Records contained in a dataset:
┄┄┄┄┄┄┄┄┄┄┄┄┄┄┄┄┄┄┄┄

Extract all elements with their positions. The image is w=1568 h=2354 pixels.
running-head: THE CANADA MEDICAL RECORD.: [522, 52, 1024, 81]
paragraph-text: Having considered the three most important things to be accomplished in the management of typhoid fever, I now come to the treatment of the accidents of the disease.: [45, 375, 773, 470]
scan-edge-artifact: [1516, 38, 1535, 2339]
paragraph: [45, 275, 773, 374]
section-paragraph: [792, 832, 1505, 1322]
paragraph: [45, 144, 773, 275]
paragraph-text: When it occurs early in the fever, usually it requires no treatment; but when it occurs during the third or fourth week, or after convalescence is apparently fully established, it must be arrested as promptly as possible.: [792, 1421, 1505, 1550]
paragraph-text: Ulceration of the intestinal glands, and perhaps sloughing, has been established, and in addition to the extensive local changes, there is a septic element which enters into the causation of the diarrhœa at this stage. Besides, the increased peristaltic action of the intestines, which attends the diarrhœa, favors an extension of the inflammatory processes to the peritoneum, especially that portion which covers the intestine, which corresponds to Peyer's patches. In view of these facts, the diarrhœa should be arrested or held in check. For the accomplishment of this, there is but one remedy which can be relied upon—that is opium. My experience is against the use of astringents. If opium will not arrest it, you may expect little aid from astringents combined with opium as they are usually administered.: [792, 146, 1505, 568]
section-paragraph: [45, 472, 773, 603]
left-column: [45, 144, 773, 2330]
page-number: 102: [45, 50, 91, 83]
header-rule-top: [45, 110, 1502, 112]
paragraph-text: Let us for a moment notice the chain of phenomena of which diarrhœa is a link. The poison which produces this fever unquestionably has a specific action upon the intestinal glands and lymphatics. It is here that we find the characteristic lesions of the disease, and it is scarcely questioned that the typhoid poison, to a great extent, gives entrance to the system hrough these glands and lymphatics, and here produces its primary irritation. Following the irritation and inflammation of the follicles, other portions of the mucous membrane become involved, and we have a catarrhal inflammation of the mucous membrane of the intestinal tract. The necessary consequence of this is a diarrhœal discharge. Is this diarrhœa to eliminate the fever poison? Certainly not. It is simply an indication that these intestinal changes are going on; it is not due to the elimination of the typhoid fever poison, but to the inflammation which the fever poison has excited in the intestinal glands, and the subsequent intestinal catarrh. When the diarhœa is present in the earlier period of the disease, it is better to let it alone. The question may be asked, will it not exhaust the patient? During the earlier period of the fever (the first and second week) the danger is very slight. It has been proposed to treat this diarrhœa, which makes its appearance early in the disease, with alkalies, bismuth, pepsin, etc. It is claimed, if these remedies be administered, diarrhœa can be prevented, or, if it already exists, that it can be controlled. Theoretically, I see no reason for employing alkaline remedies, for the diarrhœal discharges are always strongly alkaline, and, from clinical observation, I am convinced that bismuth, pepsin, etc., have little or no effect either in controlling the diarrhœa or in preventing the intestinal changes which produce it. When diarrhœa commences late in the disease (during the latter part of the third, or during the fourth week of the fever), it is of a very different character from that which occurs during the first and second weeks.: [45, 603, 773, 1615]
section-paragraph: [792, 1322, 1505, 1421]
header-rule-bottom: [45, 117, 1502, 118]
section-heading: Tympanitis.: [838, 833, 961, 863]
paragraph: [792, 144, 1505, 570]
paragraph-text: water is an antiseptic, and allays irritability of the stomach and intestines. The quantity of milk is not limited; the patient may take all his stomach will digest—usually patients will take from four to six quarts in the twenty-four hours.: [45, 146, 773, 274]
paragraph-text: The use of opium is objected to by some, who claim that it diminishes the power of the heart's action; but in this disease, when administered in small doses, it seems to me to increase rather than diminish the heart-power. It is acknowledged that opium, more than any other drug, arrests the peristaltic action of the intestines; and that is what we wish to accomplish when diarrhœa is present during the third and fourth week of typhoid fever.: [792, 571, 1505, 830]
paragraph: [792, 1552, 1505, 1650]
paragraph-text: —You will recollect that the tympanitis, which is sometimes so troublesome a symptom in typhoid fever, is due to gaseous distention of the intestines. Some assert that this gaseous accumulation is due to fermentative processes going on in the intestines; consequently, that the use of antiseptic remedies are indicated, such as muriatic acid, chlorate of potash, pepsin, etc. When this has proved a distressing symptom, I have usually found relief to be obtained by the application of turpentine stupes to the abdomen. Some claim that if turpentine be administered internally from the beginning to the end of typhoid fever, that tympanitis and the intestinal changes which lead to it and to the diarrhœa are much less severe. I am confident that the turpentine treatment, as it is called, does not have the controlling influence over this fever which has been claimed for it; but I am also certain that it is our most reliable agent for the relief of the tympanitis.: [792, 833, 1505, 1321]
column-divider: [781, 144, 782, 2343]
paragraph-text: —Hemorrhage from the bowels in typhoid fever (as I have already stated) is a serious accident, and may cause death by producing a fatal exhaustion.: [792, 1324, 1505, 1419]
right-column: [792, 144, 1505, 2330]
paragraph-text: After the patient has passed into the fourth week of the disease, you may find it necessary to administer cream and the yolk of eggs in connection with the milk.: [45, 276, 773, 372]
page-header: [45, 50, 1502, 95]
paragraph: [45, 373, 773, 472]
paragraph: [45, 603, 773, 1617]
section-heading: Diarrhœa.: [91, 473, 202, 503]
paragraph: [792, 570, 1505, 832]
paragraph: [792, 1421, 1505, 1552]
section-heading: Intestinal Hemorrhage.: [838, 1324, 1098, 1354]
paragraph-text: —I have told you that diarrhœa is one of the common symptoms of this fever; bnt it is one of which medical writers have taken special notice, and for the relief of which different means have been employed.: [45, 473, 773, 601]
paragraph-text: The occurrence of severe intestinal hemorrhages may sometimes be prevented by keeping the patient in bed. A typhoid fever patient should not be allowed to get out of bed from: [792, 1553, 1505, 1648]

┄┄┄┄┄┄┄┄┄┄┄┄┄┄┄┄┄┄┄┄

**TASK REQUIREMENTS:** With no words changed, transcribe the records above.

**SOLUTION TO THIS PROBLEM:**
Extract all elements with their positions. The image is w=1568 h=2354 pixels.
running-head: THE CANADA MEDICAL RECORD.: [522, 52, 1024, 81]
paragraph-text: Having considered the three most important things to be accomplished in the management of typhoid fever, I now come to the treatment of the accidents of the disease.: [45, 375, 773, 470]
scan-edge-artifact: [1516, 38, 1535, 2339]
paragraph: [45, 275, 773, 374]
section-paragraph: [792, 832, 1505, 1322]
paragraph: [45, 144, 773, 275]
paragraph-text: When it occurs early in the fever, usually it requires no treatment; but when it occurs during the third or fourth week, or after convalescence is apparently fully established, it must be arrested as promptly as possible.: [792, 1421, 1505, 1550]
paragraph-text: Ulceration of the intestinal glands, and perhaps sloughing, has been established, and in addition to the extensive local changes, there is a septic element which enters into the causation of the diarrhœa at this stage. Besides, the increased peristaltic action of the intestines, which attends the diarrhœa, favors an extension of the inflammatory processes to the peritoneum, especially that portion which covers the intestine, which corresponds to Peyer's patches. In view of these facts, the diarrhœa should be arrested or held in check. For the accomplishment of this, there is but one remedy which can be relied upon—that is opium. My experience is against the use of astringents. If opium will not arrest it, you may expect little aid from astringents combined with opium as they are usually administered.: [792, 146, 1505, 568]
section-paragraph: [45, 472, 773, 603]
left-column: [45, 144, 773, 2330]
page-number: 102: [45, 50, 91, 83]
header-rule-top: [45, 110, 1502, 112]
paragraph-text: Let us for a moment notice the chain of phenomena of which diarrhœa is a link. The poison which produces this fever unquestionably has a specific action upon the intestinal glands and lymphatics. It is here that we find the characteristic lesions of the disease, and it is scarcely questioned that the typhoid poison, to a great extent, gives entrance to the system hrough these glands and lymphatics, and here produces its primary irritation. Following the irritation and inflammation of the follicles, other portions of the mucous membrane become involved, and we have a catarrhal inflammation of the mucous membrane of the intestinal tract. The necessary consequence of this is a diarrhœal discharge. Is this diarrhœa to eliminate the fever poison? Certainly not. It is simply an indication that these intestinal changes are going on; it is not due to the elimination of the typhoid fever poison, but to the inflammation which the fever poison has excited in the intestinal glands, and the subsequent intestinal catarrh. When the diarhœa is present in the earlier period of the disease, it is better to let it alone. The question may be asked, will it not exhaust the patient? During the earlier period of the fever (the first and second week) the danger is very slight. It has been proposed to treat this diarrhœa, which makes its appearance early in the disease, with alkalies, bismuth, pepsin, etc. It is claimed, if these remedies be administered, diarrhœa can be prevented, or, if it already exists, that it can be controlled. Theoretically, I see no reason for employing alkaline remedies, for the diarrhœal discharges are always strongly alkaline, and, from clinical observation, I am convinced that bismuth, pepsin, etc., have little or no effect either in controlling the diarrhœa or in preventing the intestinal changes which produce it. When diarrhœa commences late in the disease (during the latter part of the third, or during the fourth week of the fever), it is of a very different character from that which occurs during the first and second weeks.: [45, 603, 773, 1615]
section-paragraph: [792, 1322, 1505, 1421]
header-rule-bottom: [45, 117, 1502, 118]
section-heading: Tympanitis.: [838, 833, 961, 863]
paragraph: [792, 144, 1505, 570]
paragraph-text: water is an antiseptic, and allays irritability of the stomach and intestines. The quantity of milk is not limited; the patient may take all his stomach will digest—usually patients will take from four to six quarts in the twenty-four hours.: [45, 146, 773, 274]
paragraph-text: The use of opium is objected to by some, who claim that it diminishes the power of the heart's action; but in this disease, when administered in small doses, it seems to me to increase rather than diminish the heart-power. It is acknowledged that opium, more than any other drug, arrests the peristaltic action of the intestines; and that is what we wish to accomplish when diarrhœa is present during the third and fourth week of typhoid fever.: [792, 571, 1505, 830]
paragraph: [792, 1552, 1505, 1650]
paragraph-text: —You will recollect that the tympanitis, which is sometimes so troublesome a symptom in typhoid fever, is due to gaseous distention of the intestines. Some assert that this gaseous accumulation is due to fermentative processes going on in the intestines; consequently, that the use of antiseptic remedies are indicated, such as muriatic acid, chlorate of potash, pepsin, etc. When this has proved a distressing symptom, I have usually found relief to be obtained by the application of turpentine stupes to the abdomen. Some claim that if turpentine be administered internally from the beginning to the end of typhoid fever, that tympanitis and the intestinal changes which lead to it and to the diarrhœa are much less severe. I am confident that the turpentine treatment, as it is called, does not have the controlling influence over this fever which has been claimed for it; but I am also certain that it is our most reliable agent for the relief of the tympanitis.: [792, 833, 1505, 1321]
column-divider: [781, 144, 782, 2343]
paragraph-text: —Hemorrhage from the bowels in typhoid fever (as I have already stated) is a serious accident, and may cause death by producing a fatal exhaustion.: [792, 1324, 1505, 1419]
right-column: [792, 144, 1505, 2330]
paragraph-text: After the patient has passed into the fourth week of the disease, you may find it necessary to administer cream and the yolk of eggs in connection with the milk.: [45, 276, 773, 372]
page-header: [45, 50, 1502, 95]
paragraph: [45, 373, 773, 472]
paragraph: [45, 603, 773, 1617]
section-heading: Diarrhœa.: [91, 473, 202, 503]
paragraph: [792, 570, 1505, 832]
paragraph: [792, 1421, 1505, 1552]
section-heading: Intestinal Hemorrhage.: [838, 1324, 1098, 1354]
paragraph-text: —I have told you that diarrhœa is one of the common symptoms of this fever; bnt it is one of which medical writers have taken special notice, and for the relief of which different means have been employed.: [45, 473, 773, 601]
paragraph-text: The occurrence of severe intestinal hemorrhages may sometimes be prevented by keeping the patient in bed. A typhoid fever patient should not be allowed to get out of bed from: [792, 1553, 1505, 1648]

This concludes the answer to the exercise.